Directive:
Return each line of the records with nothing changed, pictures excepted.

(begin)

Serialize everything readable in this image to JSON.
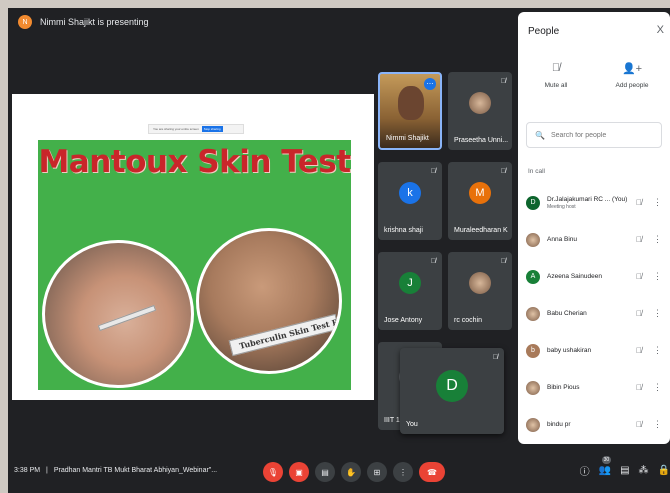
{
  "presenting": {
    "avatar_initial": "N",
    "text": "Nimmi Shajikt is presenting"
  },
  "shared_screen": {
    "toolbar_text": "You are sharing your entire screen",
    "stop_label": "Stop sharing",
    "slide_title": "Mantoux Skin Test",
    "ruler_text": "Tuberculin Skin Test Ru"
  },
  "tiles": [
    {
      "name": "Nimmi Shajikt",
      "type": "video"
    },
    {
      "name": "Praseetha Unni...",
      "type": "photo"
    },
    {
      "name": "krishna shaji",
      "initial": "k",
      "color": "#1a73e8"
    },
    {
      "name": "Muraleedharan K",
      "initial": "M",
      "color": "#e8710a"
    },
    {
      "name": "Jose Antony",
      "initial": "J",
      "color": "#188038"
    },
    {
      "name": "rc cochin",
      "type": "photo"
    },
    {
      "name": "IIIT 14",
      "initial": "I",
      "color": "#5f6368"
    }
  ],
  "self_tile": {
    "name": "You",
    "initial": "D"
  },
  "people_panel": {
    "title": "People",
    "close_glyph": "X",
    "mute_all_label": "Mute all",
    "add_people_label": "Add people",
    "search_placeholder": "Search for people",
    "in_call_label": "In call",
    "participants": [
      {
        "name": "Dr.Jalajakumari RC ... (You)",
        "subtitle": "Meeting host",
        "initial": "D",
        "color": "#0d652d",
        "photo": false
      },
      {
        "name": "Anna Binu",
        "subtitle": "",
        "initial": "",
        "color": "",
        "photo": true
      },
      {
        "name": "Azeena Sainudeen",
        "subtitle": "",
        "initial": "A",
        "color": "#188038",
        "photo": false
      },
      {
        "name": "Babu Cherian",
        "subtitle": "",
        "initial": "",
        "color": "",
        "photo": true
      },
      {
        "name": "baby ushakiran",
        "subtitle": "",
        "initial": "b",
        "color": "#a87a5a",
        "photo": false
      },
      {
        "name": "Bibin Pious",
        "subtitle": "",
        "initial": "",
        "color": "",
        "photo": true
      },
      {
        "name": "bindu pr",
        "subtitle": "",
        "initial": "",
        "color": "",
        "photo": true
      }
    ]
  },
  "bottom_bar": {
    "time": "3:38 PM",
    "separator": "|",
    "meeting_name": "Pradhan Mantri TB Mukt Bharat Abhiyan_Webinar\"...",
    "participant_count": "30"
  }
}
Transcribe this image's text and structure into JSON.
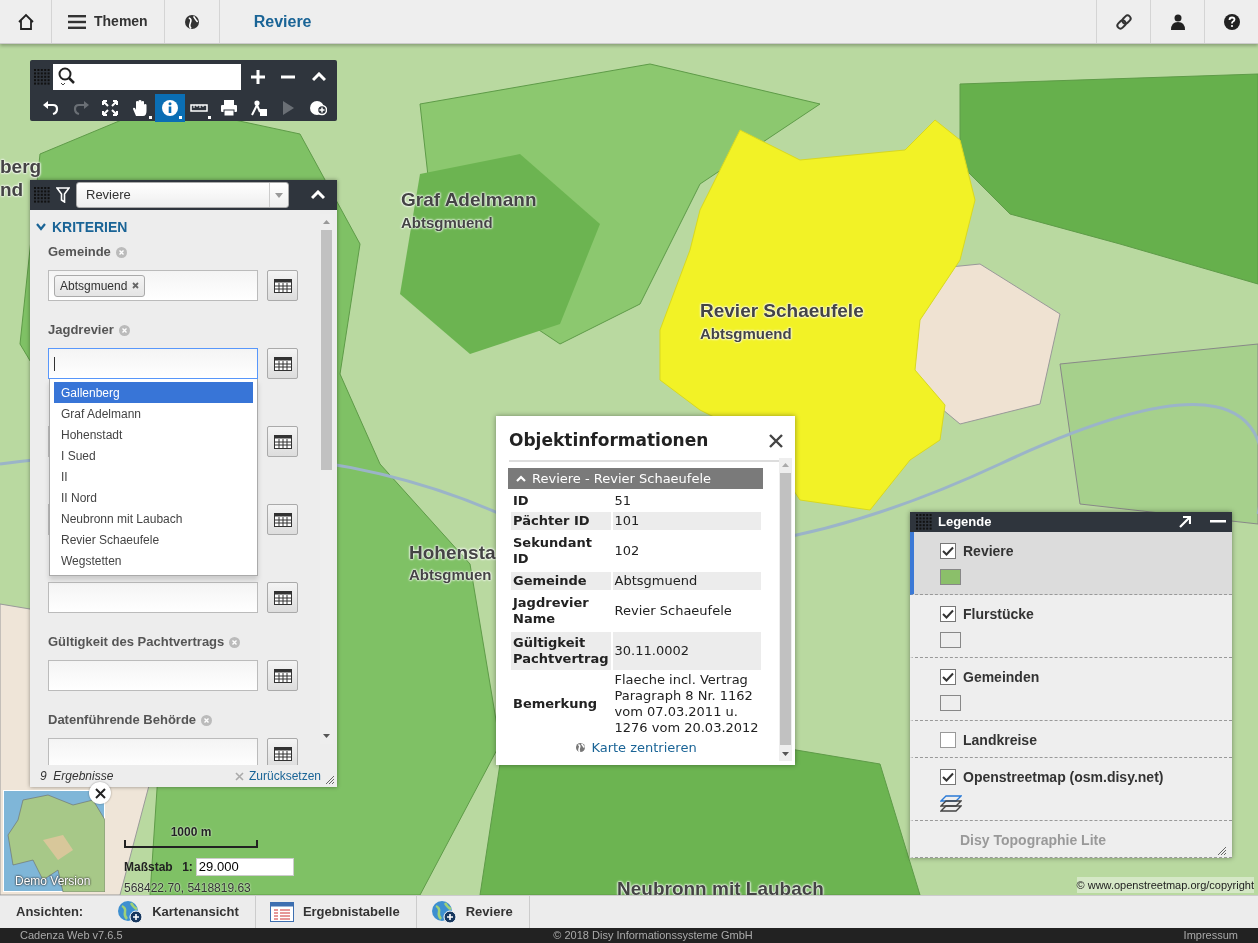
{
  "header": {
    "themes_label": "Themen",
    "title": "Reviere"
  },
  "map_labels": [
    {
      "text": "berg",
      "kind": "name"
    },
    {
      "text": "nd",
      "kind": "name"
    },
    {
      "text": "Graf Adelmann",
      "kind": "name"
    },
    {
      "text": "Abtsgmuend",
      "kind": "place"
    },
    {
      "text": "Revier Schaeufele",
      "kind": "name"
    },
    {
      "text": "Abtsgmuend",
      "kind": "place"
    },
    {
      "text": "Hohensta",
      "kind": "name"
    },
    {
      "text": "Abtsgmuen",
      "kind": "place"
    },
    {
      "text": "Neubronn mit Laubach",
      "kind": "name"
    }
  ],
  "map_copyright": "© www.openstreetmap.org/copyright",
  "toolbar": {
    "tools": [
      {
        "selected": false,
        "disabled": false,
        "menu": false
      },
      {
        "selected": false,
        "disabled": true,
        "menu": false
      },
      {
        "selected": false,
        "disabled": false,
        "menu": false
      },
      {
        "selected": false,
        "disabled": false,
        "menu": true
      },
      {
        "selected": true,
        "disabled": false,
        "menu": true
      },
      {
        "selected": false,
        "disabled": false,
        "menu": true
      },
      {
        "selected": false,
        "disabled": false,
        "menu": false
      },
      {
        "selected": false,
        "disabled": false,
        "menu": false
      },
      {
        "selected": false,
        "disabled": true,
        "menu": false
      },
      {
        "selected": false,
        "disabled": false,
        "menu": false
      }
    ]
  },
  "filter_panel": {
    "layer": "Reviere",
    "section": "KRITERIEN",
    "expanded": true,
    "fields": [
      {
        "label": "Gemeinde",
        "tags": [
          "Abtsgmuend"
        ],
        "focused": false
      },
      {
        "label": "Jagdrevier",
        "focused": true,
        "options": [
          {
            "label": "Gallenberg",
            "selected": true
          },
          {
            "label": "Graf Adelmann",
            "selected": false
          },
          {
            "label": "Hohenstadt",
            "selected": false
          },
          {
            "label": "I Sued",
            "selected": false
          },
          {
            "label": "II",
            "selected": false
          },
          {
            "label": "II Nord",
            "selected": false
          },
          {
            "label": "Neubronn mit Laubach",
            "selected": false
          },
          {
            "label": "Revier Schaeufele",
            "selected": false
          },
          {
            "label": "Wegstetten",
            "selected": false
          }
        ]
      },
      {
        "focused": false
      },
      {
        "focused": false
      },
      {
        "focused": false
      },
      {
        "label": "Gültigkeit des Pachtvertrags",
        "focused": false
      },
      {
        "label": "Datenführende Behörde",
        "focused": false
      }
    ],
    "result_count": "9",
    "result_label": "Ergebnisse",
    "reset": "Zurücksetzen"
  },
  "popup": {
    "title": "Objektinformationen",
    "group": "Reviere - Revier Schaeufele",
    "expanded": true,
    "rows": [
      {
        "key": "ID",
        "value": "51"
      },
      {
        "key": "Pächter ID",
        "value": "101"
      },
      {
        "key": "Sekundant ID",
        "value": "102"
      },
      {
        "key": "Gemeinde",
        "value": "Abtsgmuend"
      },
      {
        "key": "Jagdrevier Name",
        "value": "Revier Schaeufele"
      },
      {
        "key": "Gültigkeit Pachtvertrag",
        "value": "30.11.0002"
      },
      {
        "key": "Bemerkung",
        "value": "Flaeche incl. Vertrag Paragraph 8 Nr. 1162 vom 07.03.2011 u. 1276 vom 20.03.2012"
      }
    ],
    "link": "Karte zentrieren"
  },
  "legend": {
    "title": "Legende",
    "items": [
      {
        "label": "Reviere",
        "checked": true,
        "selected": true,
        "disabled": false,
        "kind": "fill",
        "color": "#8bbf6a"
      },
      {
        "label": "Flurstücke",
        "checked": true,
        "selected": false,
        "disabled": false,
        "kind": "outline"
      },
      {
        "label": "Gemeinden",
        "checked": true,
        "selected": false,
        "disabled": false,
        "kind": "outline"
      },
      {
        "label": "Landkreise",
        "checked": false,
        "selected": false,
        "disabled": false,
        "kind": "plain"
      },
      {
        "label": "Openstreetmap (osm.disy.net)",
        "checked": true,
        "selected": false,
        "disabled": false,
        "kind": "layers"
      },
      {
        "label": "Disy Topographie Lite",
        "checked": false,
        "selected": false,
        "disabled": true,
        "kind": "plain"
      }
    ]
  },
  "overview": {
    "watermark": "Demo Version"
  },
  "scale": {
    "bar": "1000 m",
    "label": "Maßstab",
    "prefix": "1:",
    "value": "29.000",
    "coordinates": "568422.70, 5418819.63"
  },
  "views": {
    "label": "Ansichten:",
    "tabs": [
      {
        "label": "Kartenansicht",
        "kind": "map"
      },
      {
        "label": "Ergebnistabelle",
        "kind": "table"
      },
      {
        "label": "Reviere",
        "kind": "map"
      }
    ]
  },
  "footer": {
    "version": "Cadenza Web v7.6.5",
    "copyright": "© 2018 Disy Informationssysteme GmbH",
    "link": "Impressum"
  }
}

(end)

Final result:
Serialize everything readable in this image to JSON.
{
  "presenting": {
    "avatar_initial": "N",
    "text": "Nimmi Shajikt is presenting"
  },
  "shared_screen": {
    "toolbar_text": "You are sharing your entire screen",
    "stop_label": "Stop sharing",
    "slide_title": "Mantoux Skin Test",
    "ruler_text": "Tuberculin Skin Test Ru"
  },
  "tiles": [
    {
      "name": "Nimmi Shajikt",
      "type": "video"
    },
    {
      "name": "Praseetha Unni...",
      "type": "photo"
    },
    {
      "name": "krishna shaji",
      "initial": "k",
      "color": "#1a73e8"
    },
    {
      "name": "Muraleedharan K",
      "initial": "M",
      "color": "#e8710a"
    },
    {
      "name": "Jose Antony",
      "initial": "J",
      "color": "#188038"
    },
    {
      "name": "rc cochin",
      "type": "photo"
    },
    {
      "name": "IIIT 14",
      "initial": "I",
      "color": "#5f6368"
    }
  ],
  "self_tile": {
    "name": "You",
    "initial": "D"
  },
  "people_panel": {
    "title": "People",
    "close_glyph": "X",
    "mute_all_label": "Mute all",
    "add_people_label": "Add people",
    "search_placeholder": "Search for people",
    "in_call_label": "In call",
    "participants": [
      {
        "name": "Dr.Jalajakumari RC ... (You)",
        "subtitle": "Meeting host",
        "initial": "D",
        "color": "#0d652d",
        "photo": false
      },
      {
        "name": "Anna Binu",
        "subtitle": "",
        "initial": "",
        "color": "",
        "photo": true
      },
      {
        "name": "Azeena Sainudeen",
        "subtitle": "",
        "initial": "A",
        "color": "#188038",
        "photo": false
      },
      {
        "name": "Babu Cherian",
        "subtitle": "",
        "initial": "",
        "color": "",
        "photo": true
      },
      {
        "name": "baby ushakiran",
        "subtitle": "",
        "initial": "b",
        "color": "#a87a5a",
        "photo": false
      },
      {
        "name": "Bibin Pious",
        "subtitle": "",
        "initial": "",
        "color": "",
        "photo": true
      },
      {
        "name": "bindu pr",
        "subtitle": "",
        "initial": "",
        "color": "",
        "photo": true
      }
    ]
  },
  "bottom_bar": {
    "time": "3:38 PM",
    "separator": "|",
    "meeting_name": "Pradhan Mantri TB Mukt Bharat Abhiyan_Webinar\"...",
    "participant_count": "30"
  }
}
Transcribe this image's text and structure into JSON.
{
  "header": {
    "themes_label": "Themen",
    "title": "Reviere"
  },
  "map_labels": [
    {
      "text": "berg",
      "kind": "name"
    },
    {
      "text": "nd",
      "kind": "name"
    },
    {
      "text": "Graf Adelmann",
      "kind": "name"
    },
    {
      "text": "Abtsgmuend",
      "kind": "place"
    },
    {
      "text": "Revier Schaeufele",
      "kind": "name"
    },
    {
      "text": "Abtsgmuend",
      "kind": "place"
    },
    {
      "text": "Hohensta",
      "kind": "name"
    },
    {
      "text": "Abtsgmuen",
      "kind": "place"
    },
    {
      "text": "Neubronn mit Laubach",
      "kind": "name"
    }
  ],
  "map_copyright": "© www.openstreetmap.org/copyright",
  "toolbar": {
    "tools": [
      {
        "selected": false,
        "disabled": false,
        "menu": false
      },
      {
        "selected": false,
        "disabled": true,
        "menu": false
      },
      {
        "selected": false,
        "disabled": false,
        "menu": false
      },
      {
        "selected": false,
        "disabled": false,
        "menu": true
      },
      {
        "selected": true,
        "disabled": false,
        "menu": true
      },
      {
        "selected": false,
        "disabled": false,
        "menu": true
      },
      {
        "selected": false,
        "disabled": false,
        "menu": false
      },
      {
        "selected": false,
        "disabled": false,
        "menu": false
      },
      {
        "selected": false,
        "disabled": true,
        "menu": false
      },
      {
        "selected": false,
        "disabled": false,
        "menu": false
      }
    ]
  },
  "filter_panel": {
    "layer": "Reviere",
    "section": "KRITERIEN",
    "expanded": true,
    "fields": [
      {
        "label": "Gemeinde",
        "tags": [
          "Abtsgmuend"
        ],
        "focused": false
      },
      {
        "label": "Jagdrevier",
        "focused": true,
        "options": [
          {
            "label": "Gallenberg",
            "selected": true
          },
          {
            "label": "Graf Adelmann",
            "selected": false
          },
          {
            "label": "Hohenstadt",
            "selected": false
          },
          {
            "label": "I Sued",
            "selected": false
          },
          {
            "label": "II",
            "selected": false
          },
          {
            "label": "II Nord",
            "selected": false
          },
          {
            "label": "Neubronn mit Laubach",
            "selected": false
          },
          {
            "label": "Revier Schaeufele",
            "selected": false
          },
          {
            "label": "Wegstetten",
            "selected": false
          }
        ]
      },
      {
        "focused": false
      },
      {
        "focused": false
      },
      {
        "focused": false
      },
      {
        "label": "Gültigkeit des Pachtvertrags",
        "focused": false
      },
      {
        "label": "Datenführende Behörde",
        "focused": false
      }
    ],
    "result_count": "9",
    "result_label": "Ergebnisse",
    "reset": "Zurücksetzen"
  },
  "popup": {
    "title": "Objektinformationen",
    "group": "Reviere - Revier Schaeufele",
    "expanded": true,
    "rows": [
      {
        "key": "ID",
        "value": "51"
      },
      {
        "key": "Pächter ID",
        "value": "101"
      },
      {
        "key": "Sekundant ID",
        "value": "102"
      },
      {
        "key": "Gemeinde",
        "value": "Abtsgmuend"
      },
      {
        "key": "Jagdrevier Name",
        "value": "Revier Schaeufele"
      },
      {
        "key": "Gültigkeit Pachtvertrag",
        "value": "30.11.0002"
      },
      {
        "key": "Bemerkung",
        "value": "Flaeche incl. Vertrag Paragraph 8 Nr. 1162 vom 07.03.2011 u. 1276 vom 20.03.2012"
      }
    ],
    "link": "Karte zentrieren"
  },
  "legend": {
    "title": "Legende",
    "items": [
      {
        "label": "Reviere",
        "checked": true,
        "selected": true,
        "disabled": false,
        "kind": "fill",
        "color": "#8bbf6a"
      },
      {
        "label": "Flurstücke",
        "checked": true,
        "selected": false,
        "disabled": false,
        "kind": "outline"
      },
      {
        "label": "Gemeinden",
        "checked": true,
        "selected": false,
        "disabled": false,
        "kind": "outline"
      },
      {
        "label": "Landkreise",
        "checked": false,
        "selected": false,
        "disabled": false,
        "kind": "plain"
      },
      {
        "label": "Openstreetmap (osm.disy.net)",
        "checked": true,
        "selected": false,
        "disabled": false,
        "kind": "layers"
      },
      {
        "label": "Disy Topographie Lite",
        "checked": false,
        "selected": false,
        "disabled": true,
        "kind": "plain"
      }
    ]
  },
  "overview": {
    "watermark": "Demo Version"
  },
  "scale": {
    "bar": "1000 m",
    "label": "Maßstab",
    "prefix": "1:",
    "value": "29.000",
    "coordinates": "568422.70, 5418819.63"
  },
  "views": {
    "label": "Ansichten:",
    "tabs": [
      {
        "label": "Kartenansicht",
        "kind": "map"
      },
      {
        "label": "Ergebnistabelle",
        "kind": "table"
      },
      {
        "label": "Reviere",
        "kind": "map"
      }
    ]
  },
  "footer": {
    "version": "Cadenza Web v7.6.5",
    "copyright": "© 2018 Disy Informationssysteme GmbH",
    "link": "Impressum"
  }
}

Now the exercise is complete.